[Start of Information provided]

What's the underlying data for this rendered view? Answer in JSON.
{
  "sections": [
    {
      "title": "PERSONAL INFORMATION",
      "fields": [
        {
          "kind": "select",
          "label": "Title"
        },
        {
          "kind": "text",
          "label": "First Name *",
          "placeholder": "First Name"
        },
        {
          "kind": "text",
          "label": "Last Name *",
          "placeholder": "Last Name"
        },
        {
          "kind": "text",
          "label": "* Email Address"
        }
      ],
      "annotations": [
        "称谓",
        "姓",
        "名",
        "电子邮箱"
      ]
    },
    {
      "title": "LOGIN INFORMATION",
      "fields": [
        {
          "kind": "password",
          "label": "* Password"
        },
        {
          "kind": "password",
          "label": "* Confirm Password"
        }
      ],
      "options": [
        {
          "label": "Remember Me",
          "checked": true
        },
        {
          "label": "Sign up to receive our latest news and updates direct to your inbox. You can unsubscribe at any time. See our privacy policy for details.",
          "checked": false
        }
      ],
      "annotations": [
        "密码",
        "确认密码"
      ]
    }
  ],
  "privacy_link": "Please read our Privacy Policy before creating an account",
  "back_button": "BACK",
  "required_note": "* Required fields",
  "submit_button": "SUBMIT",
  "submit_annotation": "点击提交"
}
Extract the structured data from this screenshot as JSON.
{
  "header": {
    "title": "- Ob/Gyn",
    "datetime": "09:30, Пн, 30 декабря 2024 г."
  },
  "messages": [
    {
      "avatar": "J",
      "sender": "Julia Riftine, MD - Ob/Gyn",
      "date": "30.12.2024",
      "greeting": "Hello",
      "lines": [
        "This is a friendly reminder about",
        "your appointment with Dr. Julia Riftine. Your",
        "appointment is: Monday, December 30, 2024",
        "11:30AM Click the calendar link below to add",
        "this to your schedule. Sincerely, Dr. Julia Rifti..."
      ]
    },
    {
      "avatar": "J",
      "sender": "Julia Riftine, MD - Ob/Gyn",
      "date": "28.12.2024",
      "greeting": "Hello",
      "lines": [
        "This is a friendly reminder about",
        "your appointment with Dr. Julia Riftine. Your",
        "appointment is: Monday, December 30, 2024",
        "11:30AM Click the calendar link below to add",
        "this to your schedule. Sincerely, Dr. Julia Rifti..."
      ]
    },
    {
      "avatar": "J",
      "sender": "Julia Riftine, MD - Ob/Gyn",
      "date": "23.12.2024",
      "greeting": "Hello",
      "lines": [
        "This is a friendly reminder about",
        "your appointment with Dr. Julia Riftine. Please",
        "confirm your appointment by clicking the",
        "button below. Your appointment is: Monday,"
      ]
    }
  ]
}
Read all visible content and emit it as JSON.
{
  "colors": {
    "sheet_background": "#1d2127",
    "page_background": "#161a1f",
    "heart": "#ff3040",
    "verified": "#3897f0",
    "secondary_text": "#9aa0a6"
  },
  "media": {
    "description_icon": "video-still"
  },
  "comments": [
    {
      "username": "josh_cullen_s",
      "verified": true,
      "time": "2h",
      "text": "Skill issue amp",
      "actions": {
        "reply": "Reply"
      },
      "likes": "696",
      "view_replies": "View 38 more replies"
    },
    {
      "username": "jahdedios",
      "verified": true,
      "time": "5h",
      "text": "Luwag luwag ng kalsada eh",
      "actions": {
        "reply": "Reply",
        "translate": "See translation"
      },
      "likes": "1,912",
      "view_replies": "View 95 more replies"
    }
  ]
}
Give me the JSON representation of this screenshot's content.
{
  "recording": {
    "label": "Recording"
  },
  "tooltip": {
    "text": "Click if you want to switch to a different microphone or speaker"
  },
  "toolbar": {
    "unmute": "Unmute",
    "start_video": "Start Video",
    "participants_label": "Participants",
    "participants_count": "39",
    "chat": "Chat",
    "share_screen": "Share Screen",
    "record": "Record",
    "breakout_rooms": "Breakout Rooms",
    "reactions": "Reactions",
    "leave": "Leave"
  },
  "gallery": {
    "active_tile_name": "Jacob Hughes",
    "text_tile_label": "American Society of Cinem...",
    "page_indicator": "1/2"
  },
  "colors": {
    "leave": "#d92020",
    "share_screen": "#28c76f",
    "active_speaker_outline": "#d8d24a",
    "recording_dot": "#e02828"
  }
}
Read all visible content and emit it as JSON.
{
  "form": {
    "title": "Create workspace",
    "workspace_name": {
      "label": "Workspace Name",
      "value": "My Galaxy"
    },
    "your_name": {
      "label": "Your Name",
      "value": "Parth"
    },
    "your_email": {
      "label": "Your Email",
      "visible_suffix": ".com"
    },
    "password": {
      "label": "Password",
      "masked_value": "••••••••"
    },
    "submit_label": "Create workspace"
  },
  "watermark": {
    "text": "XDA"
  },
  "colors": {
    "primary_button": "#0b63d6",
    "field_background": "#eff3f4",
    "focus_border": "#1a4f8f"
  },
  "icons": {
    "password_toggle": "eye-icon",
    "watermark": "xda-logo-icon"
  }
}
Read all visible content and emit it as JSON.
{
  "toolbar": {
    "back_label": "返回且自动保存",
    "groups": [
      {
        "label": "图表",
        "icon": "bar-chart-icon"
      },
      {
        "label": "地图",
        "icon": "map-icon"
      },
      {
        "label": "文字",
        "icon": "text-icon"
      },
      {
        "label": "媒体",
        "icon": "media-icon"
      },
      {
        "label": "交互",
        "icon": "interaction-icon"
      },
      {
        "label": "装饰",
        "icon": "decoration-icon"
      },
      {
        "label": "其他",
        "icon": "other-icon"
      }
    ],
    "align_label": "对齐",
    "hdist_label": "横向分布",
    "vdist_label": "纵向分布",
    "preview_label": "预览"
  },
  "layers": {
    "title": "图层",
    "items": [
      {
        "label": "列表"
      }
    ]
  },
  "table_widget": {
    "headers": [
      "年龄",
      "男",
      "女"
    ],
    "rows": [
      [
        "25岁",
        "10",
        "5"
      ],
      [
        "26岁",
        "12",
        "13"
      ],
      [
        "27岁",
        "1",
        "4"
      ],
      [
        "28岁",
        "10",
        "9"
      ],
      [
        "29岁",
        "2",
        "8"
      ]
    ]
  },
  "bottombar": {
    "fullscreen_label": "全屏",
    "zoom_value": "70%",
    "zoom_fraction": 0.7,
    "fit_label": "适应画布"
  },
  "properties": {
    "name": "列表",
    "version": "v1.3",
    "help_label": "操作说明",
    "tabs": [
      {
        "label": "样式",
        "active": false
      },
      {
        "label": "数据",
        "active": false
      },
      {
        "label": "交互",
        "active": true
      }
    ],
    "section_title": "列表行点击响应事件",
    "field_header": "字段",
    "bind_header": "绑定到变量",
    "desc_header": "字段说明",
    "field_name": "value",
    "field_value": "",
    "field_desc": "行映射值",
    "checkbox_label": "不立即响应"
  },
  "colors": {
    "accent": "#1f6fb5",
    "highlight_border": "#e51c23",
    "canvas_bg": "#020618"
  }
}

[End of Information provided]

• [Task description]
Retype the records in full. Keep every line identical to the original.

• [Solution to the exercise]
What's the underlying data for this rendered view? Answer in JSON.
{
  "sections": [
    {
      "title": "PERSONAL INFORMATION",
      "fields": [
        {
          "kind": "select",
          "label": "Title"
        },
        {
          "kind": "text",
          "label": "First Name *",
          "placeholder": "First Name"
        },
        {
          "kind": "text",
          "label": "Last Name *",
          "placeholder": "Last Name"
        },
        {
          "kind": "text",
          "label": "* Email Address"
        }
      ],
      "annotations": [
        "称谓",
        "姓",
        "名",
        "电子邮箱"
      ]
    },
    {
      "title": "LOGIN INFORMATION",
      "fields": [
        {
          "kind": "password",
          "label": "* Password"
        },
        {
          "kind": "password",
          "label": "* Confirm Password"
        }
      ],
      "options": [
        {
          "label": "Remember Me",
          "checked": true
        },
        {
          "label": "Sign up to receive our latest news and updates direct to your inbox. You can unsubscribe at any time. See our privacy policy for details.",
          "checked": false
        }
      ],
      "annotations": [
        "密码",
        "确认密码"
      ]
    }
  ],
  "privacy_link": "Please read our Privacy Policy before creating an account",
  "back_button": "BACK",
  "required_note": "* Required fields",
  "submit_button": "SUBMIT",
  "submit_annotation": "点击提交"
}
Extract the structured data from this screenshot as JSON.
{
  "header": {
    "title": "- Ob/Gyn",
    "datetime": "09:30, Пн, 30 декабря 2024 г."
  },
  "messages": [
    {
      "avatar": "J",
      "sender": "Julia Riftine, MD - Ob/Gyn",
      "date": "30.12.2024",
      "greeting": "Hello",
      "lines": [
        "This is a friendly reminder about",
        "your appointment with Dr. Julia Riftine. Your",
        "appointment is: Monday, December 30, 2024",
        "11:30AM Click the calendar link below to add",
        "this to your schedule. Sincerely, Dr. Julia Rifti..."
      ]
    },
    {
      "avatar": "J",
      "sender": "Julia Riftine, MD - Ob/Gyn",
      "date": "28.12.2024",
      "greeting": "Hello",
      "lines": [
        "This is a friendly reminder about",
        "your appointment with Dr. Julia Riftine. Your",
        "appointment is: Monday, December 30, 2024",
        "11:30AM Click the calendar link below to add",
        "this to your schedule. Sincerely, Dr. Julia Rifti..."
      ]
    },
    {
      "avatar": "J",
      "sender": "Julia Riftine, MD - Ob/Gyn",
      "date": "23.12.2024",
      "greeting": "Hello",
      "lines": [
        "This is a friendly reminder about",
        "your appointment with Dr. Julia Riftine. Please",
        "confirm your appointment by clicking the",
        "button below. Your appointment is: Monday,"
      ]
    }
  ]
}
Read all visible content and emit it as JSON.
{
  "colors": {
    "sheet_background": "#1d2127",
    "page_background": "#161a1f",
    "heart": "#ff3040",
    "verified": "#3897f0",
    "secondary_text": "#9aa0a6"
  },
  "media": {
    "description_icon": "video-still"
  },
  "comments": [
    {
      "username": "josh_cullen_s",
      "verified": true,
      "time": "2h",
      "text": "Skill issue amp",
      "actions": {
        "reply": "Reply"
      },
      "likes": "696",
      "view_replies": "View 38 more replies"
    },
    {
      "username": "jahdedios",
      "verified": true,
      "time": "5h",
      "text": "Luwag luwag ng kalsada eh",
      "actions": {
        "reply": "Reply",
        "translate": "See translation"
      },
      "likes": "1,912",
      "view_replies": "View 95 more replies"
    }
  ]
}
Give me the JSON representation of this screenshot's content.
{
  "recording": {
    "label": "Recording"
  },
  "tooltip": {
    "text": "Click if you want to switch to a different microphone or speaker"
  },
  "toolbar": {
    "unmute": "Unmute",
    "start_video": "Start Video",
    "participants_label": "Participants",
    "participants_count": "39",
    "chat": "Chat",
    "share_screen": "Share Screen",
    "record": "Record",
    "breakout_rooms": "Breakout Rooms",
    "reactions": "Reactions",
    "leave": "Leave"
  },
  "gallery": {
    "active_tile_name": "Jacob Hughes",
    "text_tile_label": "American Society of Cinem...",
    "page_indicator": "1/2"
  },
  "colors": {
    "leave": "#d92020",
    "share_screen": "#28c76f",
    "active_speaker_outline": "#d8d24a",
    "recording_dot": "#e02828"
  }
}
Read all visible content and emit it as JSON.
{
  "form": {
    "title": "Create workspace",
    "workspace_name": {
      "label": "Workspace Name",
      "value": "My Galaxy"
    },
    "your_name": {
      "label": "Your Name",
      "value": "Parth"
    },
    "your_email": {
      "label": "Your Email",
      "visible_suffix": ".com"
    },
    "password": {
      "label": "Password",
      "masked_value": "••••••••"
    },
    "submit_label": "Create workspace"
  },
  "watermark": {
    "text": "XDA"
  },
  "colors": {
    "primary_button": "#0b63d6",
    "field_background": "#eff3f4",
    "focus_border": "#1a4f8f"
  },
  "icons": {
    "password_toggle": "eye-icon",
    "watermark": "xda-logo-icon"
  }
}
Read all visible content and emit it as JSON.
{
  "toolbar": {
    "back_label": "返回且自动保存",
    "groups": [
      {
        "label": "图表",
        "icon": "bar-chart-icon"
      },
      {
        "label": "地图",
        "icon": "map-icon"
      },
      {
        "label": "文字",
        "icon": "text-icon"
      },
      {
        "label": "媒体",
        "icon": "media-icon"
      },
      {
        "label": "交互",
        "icon": "interaction-icon"
      },
      {
        "label": "装饰",
        "icon": "decoration-icon"
      },
      {
        "label": "其他",
        "icon": "other-icon"
      }
    ],
    "align_label": "对齐",
    "hdist_label": "横向分布",
    "vdist_label": "纵向分布",
    "preview_label": "预览"
  },
  "layers": {
    "title": "图层",
    "items": [
      {
        "label": "列表"
      }
    ]
  },
  "table_widget": {
    "headers": [
      "年龄",
      "男",
      "女"
    ],
    "rows": [
      [
        "25岁",
        "10",
        "5"
      ],
      [
        "26岁",
        "12",
        "13"
      ],
      [
        "27岁",
        "1",
        "4"
      ],
      [
        "28岁",
        "10",
        "9"
      ],
      [
        "29岁",
        "2",
        "8"
      ]
    ]
  },
  "bottombar": {
    "fullscreen_label": "全屏",
    "zoom_value": "70%",
    "zoom_fraction": 0.7,
    "fit_label": "适应画布"
  },
  "properties": {
    "name": "列表",
    "version": "v1.3",
    "help_label": "操作说明",
    "tabs": [
      {
        "label": "样式",
        "active": false
      },
      {
        "label": "数据",
        "active": false
      },
      {
        "label": "交互",
        "active": true
      }
    ],
    "section_title": "列表行点击响应事件",
    "field_header": "字段",
    "bind_header": "绑定到变量",
    "desc_header": "字段说明",
    "field_name": "value",
    "field_value": "",
    "field_desc": "行映射值",
    "checkbox_label": "不立即响应"
  },
  "colors": {
    "accent": "#1f6fb5",
    "highlight_border": "#e51c23",
    "canvas_bg": "#020618"
  }
}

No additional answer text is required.